**PROVIDED DATA:**
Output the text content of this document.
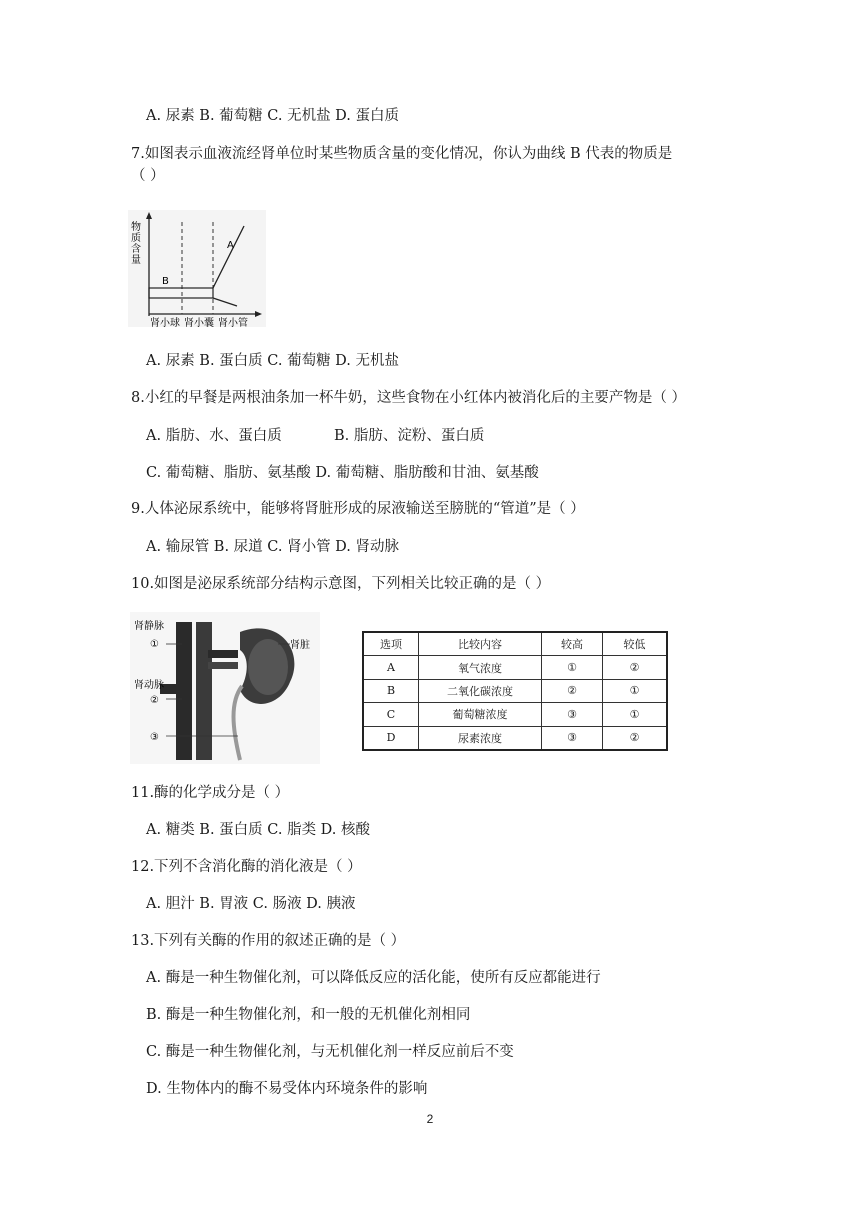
A. 尿素 B. 葡萄糖 C. 无机盐 D. 蛋白质
7.如图表示血液流经肾单位时某些物质含量的变化情况，你认为曲线 B 代表的物质是
（ ）
物
质
含
量
A
B
肾小球 肾小囊 肾小管
A. 尿素 B. 蛋白质 C. 葡萄糖 D. 无机盐
8.小红的早餐是两根油条加一杯牛奶，这些食物在小红体内被消化后的主要产物是（ ）
A. 脂肪、水、蛋白质	B. 脂肪、淀粉、蛋白质
C. 葡萄糖、脂肪、氨基酸 D. 葡萄糖、脂肪酸和甘油、氨基酸
9.人体泌尿系统中，能够将肾脏形成的尿液输送至膀胱的“管道”是（ ）
A. 输尿管 B. 尿道 C. 肾小管 D. 肾动脉
10.如图是泌尿系统部分结构示意图，下列相关比较正确的是（ ）
肾静脉
①
肾动脉
②
③
肾脏	选项	比较内容	较高	较低
A	氧气浓度	①	②
B	二氧化碳浓度	②	①
C	葡萄糖浓度	③	①
D	尿素浓度	③	②
11.酶的化学成分是（ ）
A. 糖类 B. 蛋白质 C. 脂类 D. 核酸
12.下列不含消化酶的消化液是（ ）
A. 胆汁 B. 胃液 C. 肠液 D. 胰液
13.下列有关酶的作用的叙述正确的是（ ）
A. 酶是一种生物催化剂，可以降低反应的活化能，使所有反应都能进行
B. 酶是一种生物催化剂，和一般的无机催化剂相同
C. 酶是一种生物催化剂，与无机催化剂一样反应前后不变
D. 生物体内的酶不易受体内环境条件的影响
2
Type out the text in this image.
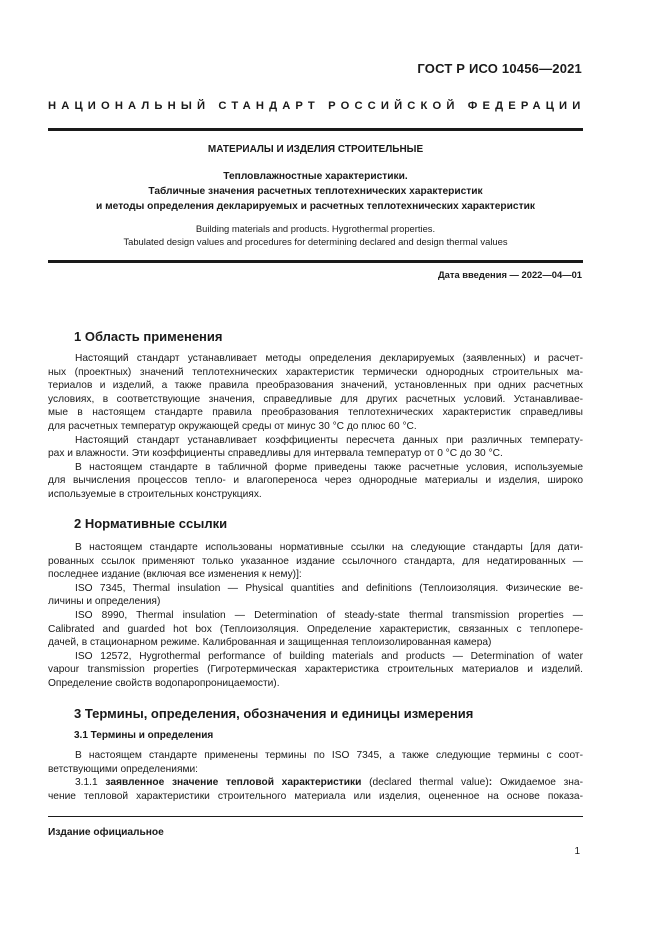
ГОСТ Р ИСО 10456—2021
НАЦИОНАЛЬНЫЙ СТАНДАРТ РОССИЙСКОЙ ФЕДЕРАЦИИ
МАТЕРИАЛЫ И ИЗДЕЛИЯ СТРОИТЕЛЬНЫЕ
Тепловлажностные характеристики.
Табличные значения расчетных теплотехнических характеристик
и методы определения декларируемых и расчетных теплотехнических характеристик
Building materials and products. Hygrothermal properties.
Tabulated design values and procedures for determining declared and design thermal values
Дата введения — 2022—04—01
1 Область применения
Настоящий стандарт устанавливает методы определения декларируемых (заявленных) и расчет-
ных (проектных) значений теплотехнических характеристик термически однородных строительных ма-
териалов и изделий, а также правила преобразования значений, установленных при одних расчетных
условиях, в соответствующие значения, справедливые для других расчетных условий. Устанавливае-
мые в настоящем стандарте правила преобразования теплотехнических характеристик справедливы
для расчетных температур окружающей среды от минус 30 °С до плюс 60 °С.
Настоящий стандарт устанавливает коэффициенты пересчета данных при различных температу-
рах и влажности. Эти коэффициенты справедливы для интервала температур от 0 °С до 30 °С.
В настоящем стандарте в табличной форме приведены также расчетные условия, используемые
для вычисления процессов тепло- и влагопереноса через однородные материалы и изделия, широко
используемые в строительных конструкциях.
2 Нормативные ссылки
В настоящем стандарте использованы нормативные ссылки на следующие стандарты [для дати-
рованных ссылок применяют только указанное издание ссылочного стандарта, для недатированных —
последнее издание (включая все изменения к нему)]:
ISO 7345, Thermal insulation — Physical quantities and definitions (Теплоизоляция. Физические ве-
личины и определения)
ISO 8990, Thermal insulation — Determination of steady-state thermal transmission properties —
Calibrated and guarded hot box (Теплоизоляция. Определение характеристик, связанных с теплопере-
дачей, в стационарном режиме. Калиброванная и защищенная теплоизолированная камера)
ISO 12572, Hygrothermal performance of building materials and products — Determination of water
vapour transmission properties (Гигротермическая характеристика строительных материалов и изделий.
Определение свойств водопаропроницаемости).
3 Термины, определения, обозначения и единицы измерения
3.1 Термины и определения
В настоящем стандарте применены термины по ISO 7345, а также следующие термины с соот-
ветствующими определениями:
3.1.1 заявленное значение тепловой характеристики (declared thermal value): Ожидаемое зна-
чение тепловой характеристики строительного материала или изделия, оцененное на основе показа-
Издание официальное
1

**SET PROBLEM:**
Restate the records word for word, omitting images.

**WRITTEN ANSWER:**
Output the text content of this document.
A. 尿素 B. 葡萄糖 C. 无机盐 D. 蛋白质
7.如图表示血液流经肾单位时某些物质含量的变化情况，你认为曲线 B 代表的物质是
（ ）
物
质
含
量
A
B
肾小球 肾小囊 肾小管
A. 尿素 B. 蛋白质 C. 葡萄糖 D. 无机盐
8.小红的早餐是两根油条加一杯牛奶，这些食物在小红体内被消化后的主要产物是（ ）
A. 脂肪、水、蛋白质	B. 脂肪、淀粉、蛋白质
C. 葡萄糖、脂肪、氨基酸 D. 葡萄糖、脂肪酸和甘油、氨基酸
9.人体泌尿系统中，能够将肾脏形成的尿液输送至膀胱的“管道”是（ ）
A. 输尿管 B. 尿道 C. 肾小管 D. 肾动脉
10.如图是泌尿系统部分结构示意图，下列相关比较正确的是（ ）
肾静脉
①
肾动脉
②
③
肾脏	选项	比较内容	较高	较低
A	氧气浓度	①	②
B	二氧化碳浓度	②	①
C	葡萄糖浓度	③	①
D	尿素浓度	③	②
11.酶的化学成分是（ ）
A. 糖类 B. 蛋白质 C. 脂类 D. 核酸
12.下列不含消化酶的消化液是（ ）
A. 胆汁 B. 胃液 C. 肠液 D. 胰液
13.下列有关酶的作用的叙述正确的是（ ）
A. 酶是一种生物催化剂，可以降低反应的活化能，使所有反应都能进行
B. 酶是一种生物催化剂，和一般的无机催化剂相同
C. 酶是一种生物催化剂，与无机催化剂一样反应前后不变
D. 生物体内的酶不易受体内环境条件的影响
2
Type out the text in this image.
ГОСТ Р ИСО 10456—2021
НАЦИОНАЛЬНЫЙ СТАНДАРТ РОССИЙСКОЙ ФЕДЕРАЦИИ
МАТЕРИАЛЫ И ИЗДЕЛИЯ СТРОИТЕЛЬНЫЕ
Тепловлажностные характеристики.
Табличные значения расчетных теплотехнических характеристик
и методы определения декларируемых и расчетных теплотехнических характеристик
Building materials and products. Hygrothermal properties.
Tabulated design values and procedures for determining declared and design thermal values
Дата введения — 2022—04—01
1 Область применения
Настоящий стандарт устанавливает методы определения декларируемых (заявленных) и расчет-
ных (проектных) значений теплотехнических характеристик термически однородных строительных ма-
териалов и изделий, а также правила преобразования значений, установленных при одних расчетных
условиях, в соответствующие значения, справедливые для других расчетных условий. Устанавливае-
мые в настоящем стандарте правила преобразования теплотехнических характеристик справедливы
для расчетных температур окружающей среды от минус 30 °С до плюс 60 °С.
Настоящий стандарт устанавливает коэффициенты пересчета данных при различных температу-
рах и влажности. Эти коэффициенты справедливы для интервала температур от 0 °С до 30 °С.
В настоящем стандарте в табличной форме приведены также расчетные условия, используемые
для вычисления процессов тепло- и влагопереноса через однородные материалы и изделия, широко
используемые в строительных конструкциях.
2 Нормативные ссылки
В настоящем стандарте использованы нормативные ссылки на следующие стандарты [для дати-
рованных ссылок применяют только указанное издание ссылочного стандарта, для недатированных —
последнее издание (включая все изменения к нему)]:
ISO 7345, Thermal insulation — Physical quantities and definitions (Теплоизоляция. Физические ве-
личины и определения)
ISO 8990, Thermal insulation — Determination of steady-state thermal transmission properties —
Calibrated and guarded hot box (Теплоизоляция. Определение характеристик, связанных с теплопере-
дачей, в стационарном режиме. Калиброванная и защищенная теплоизолированная камера)
ISO 12572, Hygrothermal performance of building materials and products — Determination of water
vapour transmission properties (Гигротермическая характеристика строительных материалов и изделий.
Определение свойств водопаропроницаемости).
3 Термины, определения, обозначения и единицы измерения
3.1 Термины и определения
В настоящем стандарте применены термины по ISO 7345, а также следующие термины с соот-
ветствующими определениями:
3.1.1 заявленное значение тепловой характеристики (declared thermal value): Ожидаемое зна-
чение тепловой характеристики строительного материала или изделия, оцененное на основе показа-
Издание официальное
1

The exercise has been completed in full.